┌─ Record excerpts

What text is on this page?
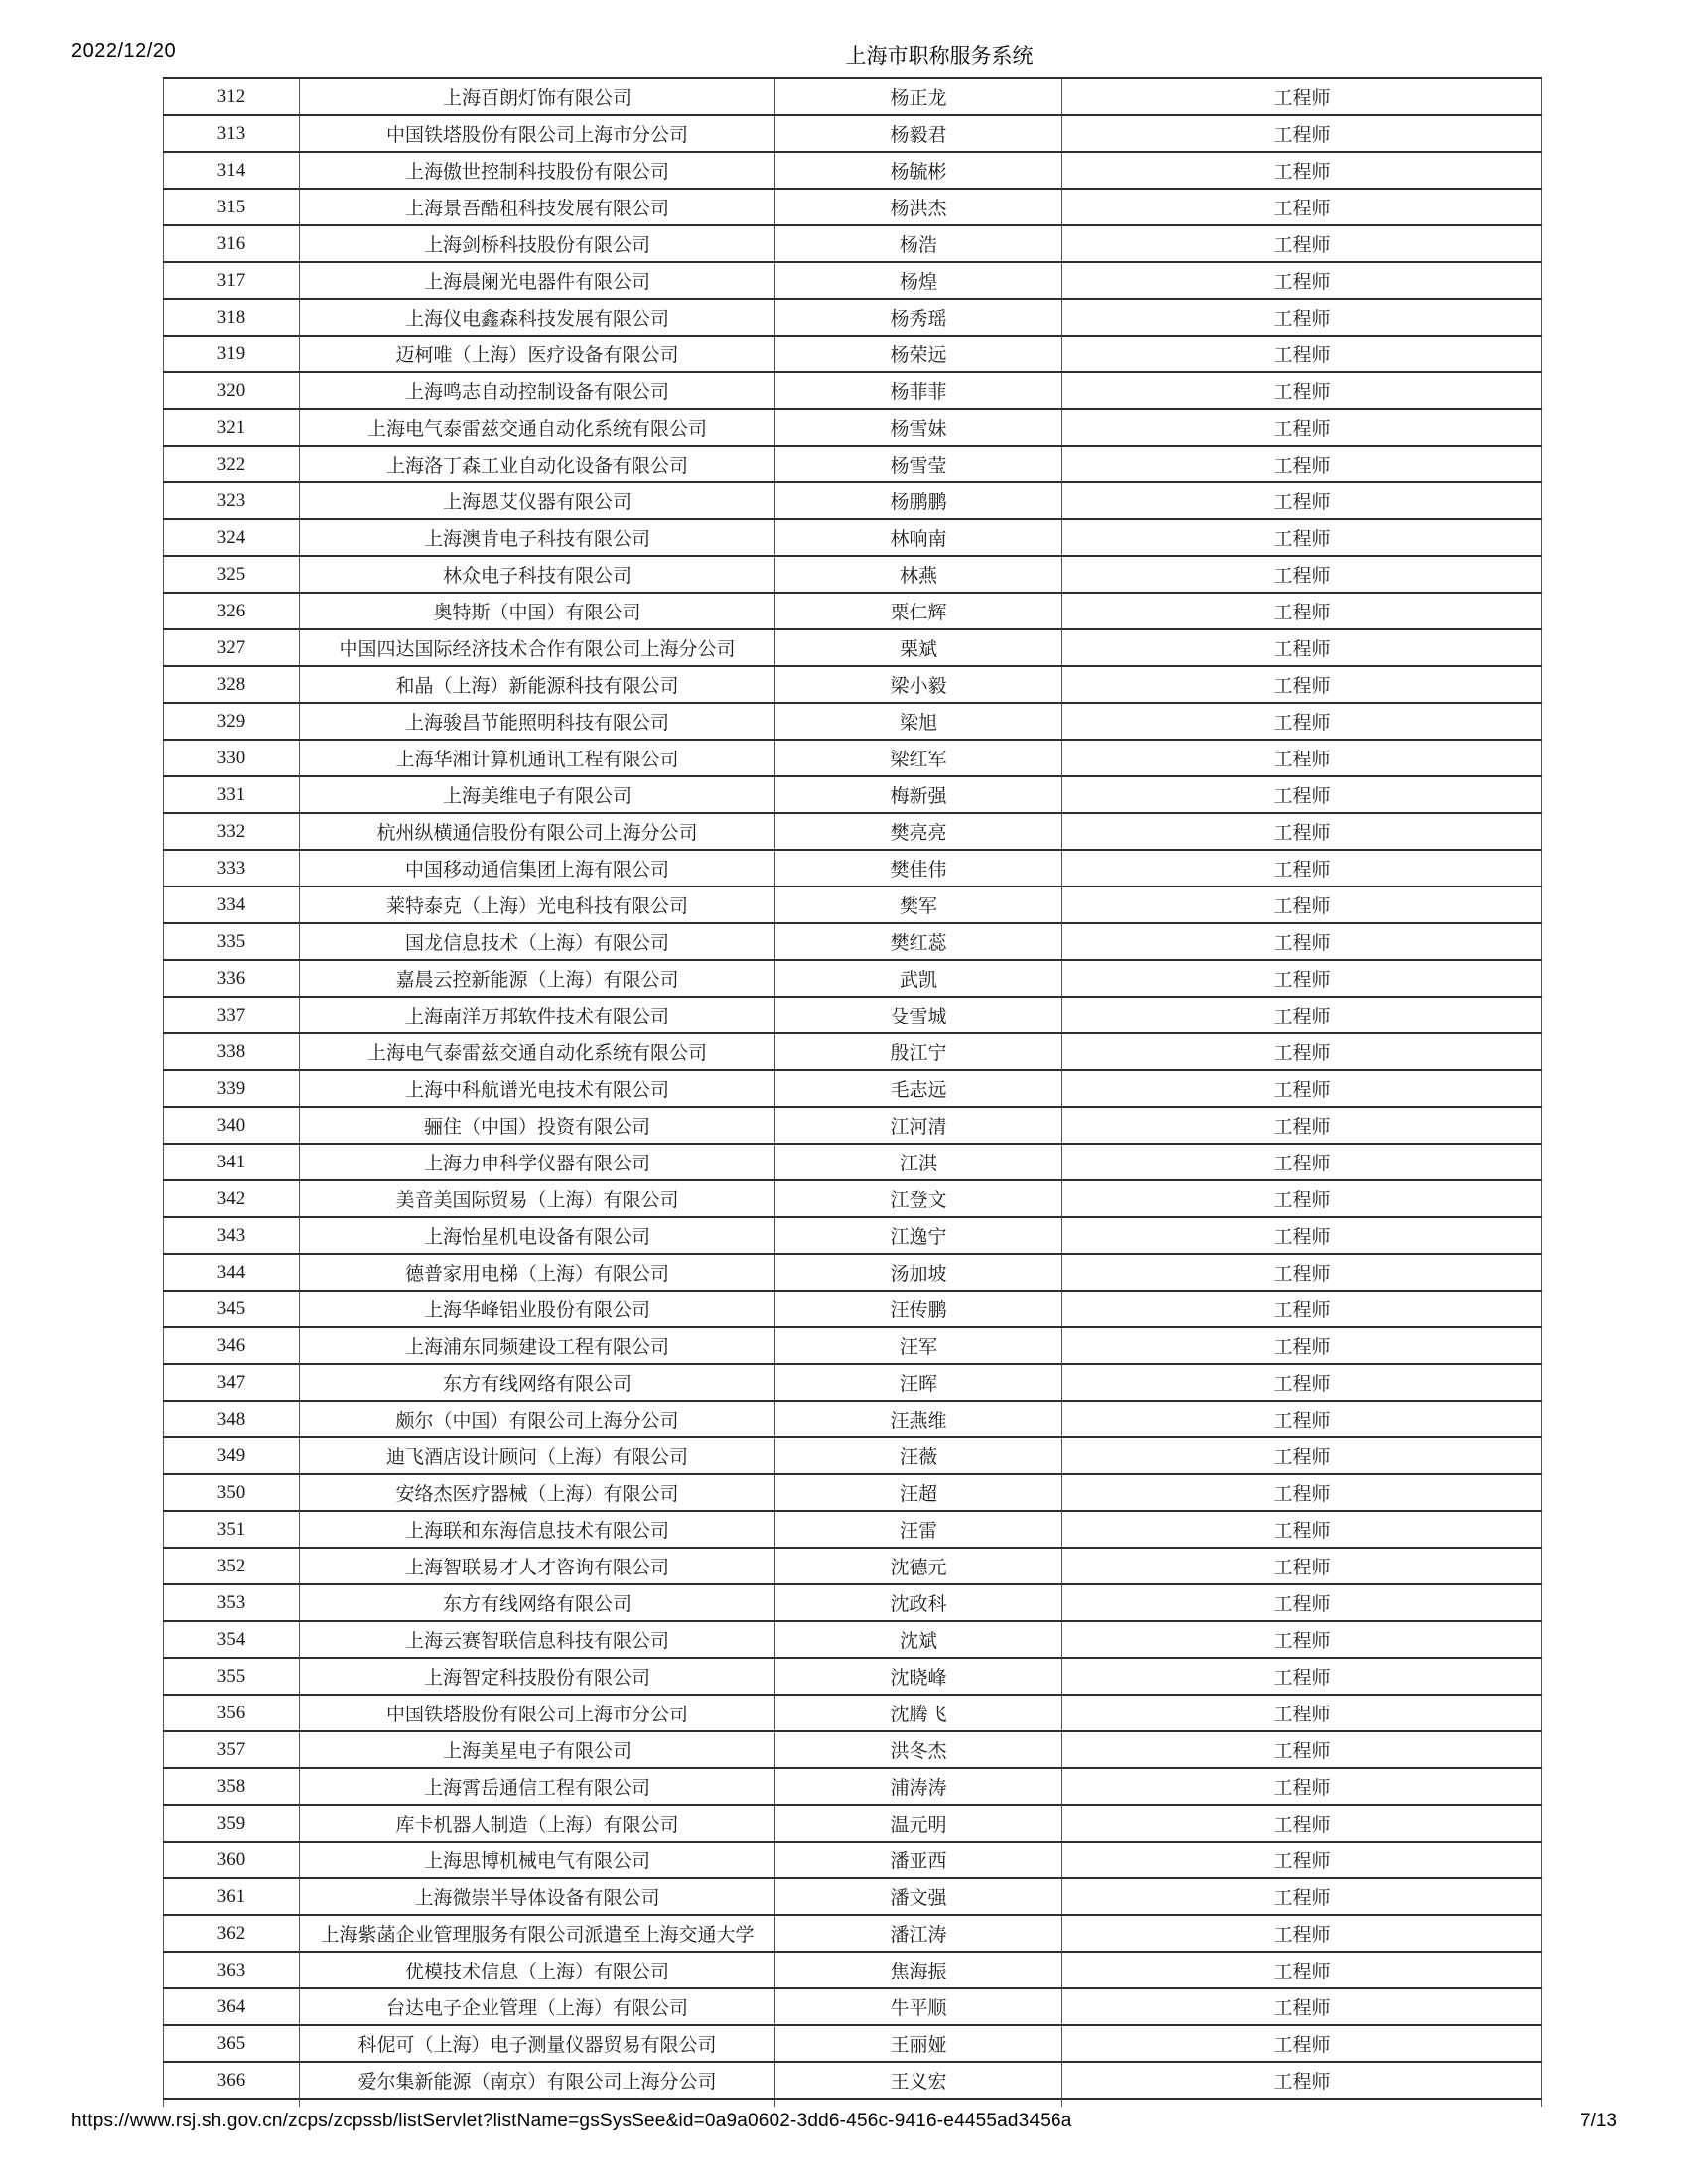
2022/12/20	上海市职称服务系统
312	上海百朗灯饰有限公司	杨正龙	工程师
313	中国铁塔股份有限公司上海市分公司	杨毅君	工程师
314	上海傲世控制科技股份有限公司	杨毓彬	工程师
315	上海景吾酷租科技发展有限公司	杨洪杰	工程师
316	上海剑桥科技股份有限公司	杨浩	工程师
317	上海晨阑光电器件有限公司	杨煌	工程师
318	上海仪电鑫森科技发展有限公司	杨秀瑶	工程师
319	迈柯唯（上海）医疗设备有限公司	杨荣远	工程师
320	上海鸣志自动控制设备有限公司	杨菲菲	工程师
321	上海电气泰雷兹交通自动化系统有限公司	杨雪妹	工程师
322	上海洛丁森工业自动化设备有限公司	杨雪莹	工程师
323	上海恩艾仪器有限公司	杨鹏鹏	工程师
324	上海澳肯电子科技有限公司	林响南	工程师
325	林众电子科技有限公司	林燕	工程师
326	奥特斯（中国）有限公司	栗仁辉	工程师
327	中国四达国际经济技术合作有限公司上海分公司	栗斌	工程师
328	和晶（上海）新能源科技有限公司	梁小毅	工程师
329	上海骏昌节能照明科技有限公司	梁旭	工程师
330	上海华湘计算机通讯工程有限公司	梁红军	工程师
331	上海美维电子有限公司	梅新强	工程师
332	杭州纵横通信股份有限公司上海分公司	樊亮亮	工程师
333	中国移动通信集团上海有限公司	樊佳伟	工程师
334	莱特泰克（上海）光电科技有限公司	樊军	工程师
335	国龙信息技术（上海）有限公司	樊红蕊	工程师
336	嘉晨云控新能源（上海）有限公司	武凯	工程师
337	上海南洋万邦软件技术有限公司	殳雪城	工程师
338	上海电气泰雷兹交通自动化系统有限公司	殷江宁	工程师
339	上海中科航谱光电技术有限公司	毛志远	工程师
340	骊住（中国）投资有限公司	江河清	工程师
341	上海力申科学仪器有限公司	江淇	工程师
342	美音美国际贸易（上海）有限公司	江登文	工程师
343	上海怡星机电设备有限公司	江逸宁	工程师
344	德普家用电梯（上海）有限公司	汤加坡	工程师
345	上海华峰铝业股份有限公司	汪传鹏	工程师
346	上海浦东同频建设工程有限公司	汪军	工程师
347	东方有线网络有限公司	汪晖	工程师
348	颇尔（中国）有限公司上海分公司	汪燕维	工程师
349	迪飞酒店设计顾问（上海）有限公司	汪薇	工程师
350	安络杰医疗器械（上海）有限公司	汪超	工程师
351	上海联和东海信息技术有限公司	汪雷	工程师
352	上海智联易才人才咨询有限公司	沈德元	工程师
353	东方有线网络有限公司	沈政科	工程师
354	上海云赛智联信息科技有限公司	沈斌	工程师
355	上海智定科技股份有限公司	沈晓峰	工程师
356	中国铁塔股份有限公司上海市分公司	沈腾飞	工程师
357	上海美星电子有限公司	洪冬杰	工程师
358	上海霄岳通信工程有限公司	浦涛涛	工程师
359	库卡机器人制造（上海）有限公司	温元明	工程师
360	上海思博机械电气有限公司	潘亚西	工程师
361	上海微崇半导体设备有限公司	潘文强	工程师
362	上海紫菡企业管理服务有限公司派遣至上海交通大学	潘江涛	工程师
363	优模技术信息（上海）有限公司	焦海振	工程师
364	台达电子企业管理（上海）有限公司	牛平顺	工程师
365	科伲可（上海）电子测量仪器贸易有限公司	王丽娅	工程师
366	爱尔集新能源（南京）有限公司上海分公司	王义宏	工程师

https://www.rsj.sh.gov.cn/zcps/zcpssb/listServlet?listName=gsSysSee&id=0a9a0602-3dd6-456c-9416-e4455ad3456a	7/13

└─

• **Problem description**: In the records, locate each line holding the string "上海电气泰雷兹交通自动化系统有限公司" and copy it.

• **Result for this exercise**:
321	上海电气泰雷兹交通自动化系统有限公司	杨雪妹	工程师
338	上海电气泰雷兹交通自动化系统有限公司	殷江宁	工程师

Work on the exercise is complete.